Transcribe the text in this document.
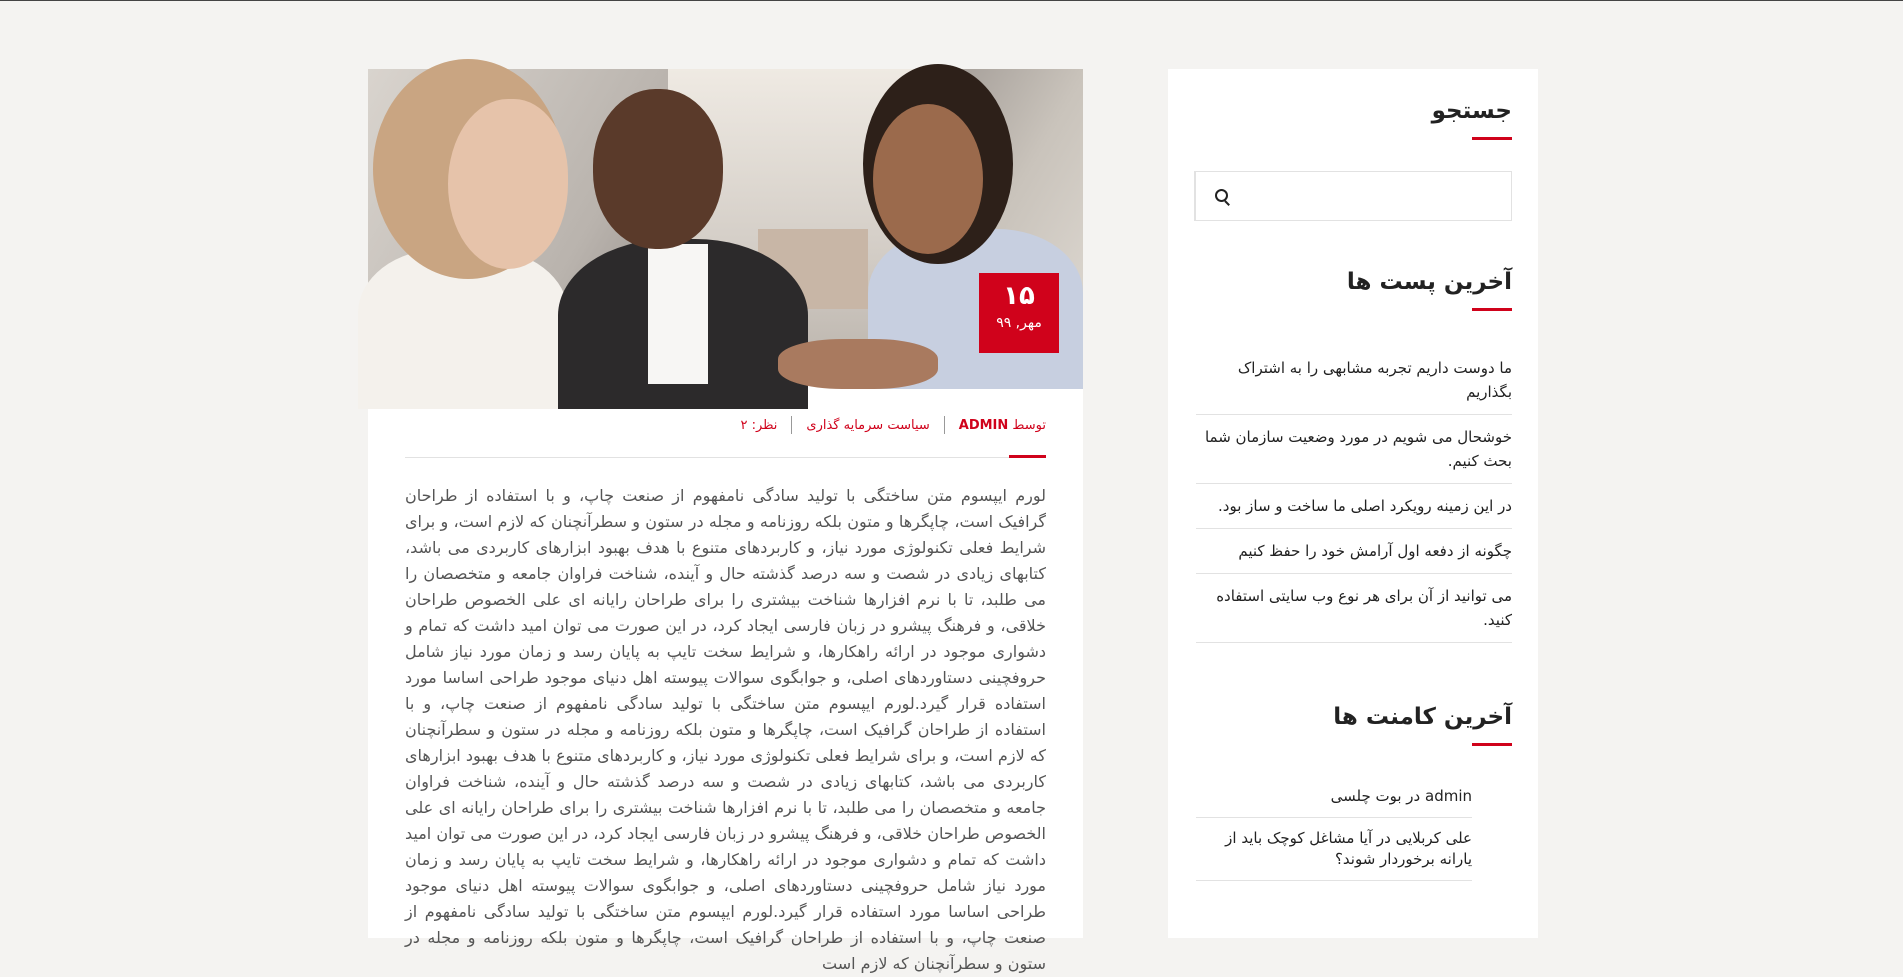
۱۵
مهر, ۹۹
توسط ADMIN
سیاست سرمایه گذاری
نظر: ۲

لورم ایپسوم متن ساختگی با تولید سادگی نامفهوم از صنعت چاپ، و با استفاده از طراحان گرافیک است، چاپگرها و متون بلکه روزنامه و مجله در ستون و سطرآنچنان که لازم است، و برای شرایط فعلی تکنولوژی مورد نیاز، و کاربردهای متنوع با هدف بهبود ابزارهای کاربردی می باشد، کتابهای زیادی در شصت و سه درصد گذشته حال و آینده، شناخت فراوان جامعه و متخصصان را می طلبد، تا با نرم افزارها شناخت بیشتری را برای طراحان رایانه ای علی الخصوص طراحان خلاقی، و فرهنگ پیشرو در زبان فارسی ایجاد کرد، در این صورت می توان امید داشت که تمام و دشواری موجود در ارائه راهکارها، و شرایط سخت تایپ به پایان رسد و زمان مورد نیاز شامل حروفچینی دستاوردهای اصلی، و جوابگوی سوالات پیوسته اهل دنیای موجود طراحی اساسا مورد استفاده قرار گیرد.لورم ایپسوم متن ساختگی با تولید سادگی نامفهوم از صنعت چاپ، و با استفاده از طراحان گرافیک است، چاپگرها و متون بلکه روزنامه و مجله در ستون و سطرآنچنان که لازم است، و برای شرایط فعلی تکنولوژی مورد نیاز، و کاربردهای متنوع با هدف بهبود ابزارهای کاربردی می باشد، کتابهای زیادی در شصت و سه درصد گذشته حال و آینده، شناخت فراوان جامعه و متخصصان را می طلبد، تا با نرم افزارها شناخت بیشتری را برای طراحان رایانه ای علی الخصوص طراحان خلاقی، و فرهنگ پیشرو در زبان فارسی ایجاد کرد، در این صورت می توان امید داشت که تمام و دشواری موجود در ارائه راهکارها، و شرایط سخت تایپ به پایان رسد و زمان مورد نیاز شامل حروفچینی دستاوردهای اصلی، و جوابگوی سوالات پیوسته اهل دنیای موجود طراحی اساسا مورد استفاده قرار گیرد.لورم ایپسوم متن ساختگی با تولید سادگی نامفهوم از صنعت چاپ، و با استفاده از طراحان گرافیک است، چاپگرها و متون بلکه روزنامه و مجله در ستون و سطرآنچنان که لازم است

جستجو
آخرین پست ها
ما دوست داریم تجربه مشابهی را به اشتراک بگذاریم
خوشحال می شویم در مورد وضعیت سازمان شما بحث کنیم.
در این زمینه رویکرد اصلی ما ساخت و ساز بود.
چگونه از دفعه اول آرامش خود را حفظ کنیم
می توانید از آن برای هر نوع وب سایتی استفاده کنید.
آخرین کامنت ها
admin در بوت چلسی
علی کربلایی در آیا مشاغل کوچک باید از یارانه برخوردار شوند؟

*****

Find each line that has the word "کنیم", then copy it out.

خوشحال می شویم در مورد وضعیت سازمان شما بحث کنیم.
چگونه از دفعه اول آرامش خود را حفظ کنیم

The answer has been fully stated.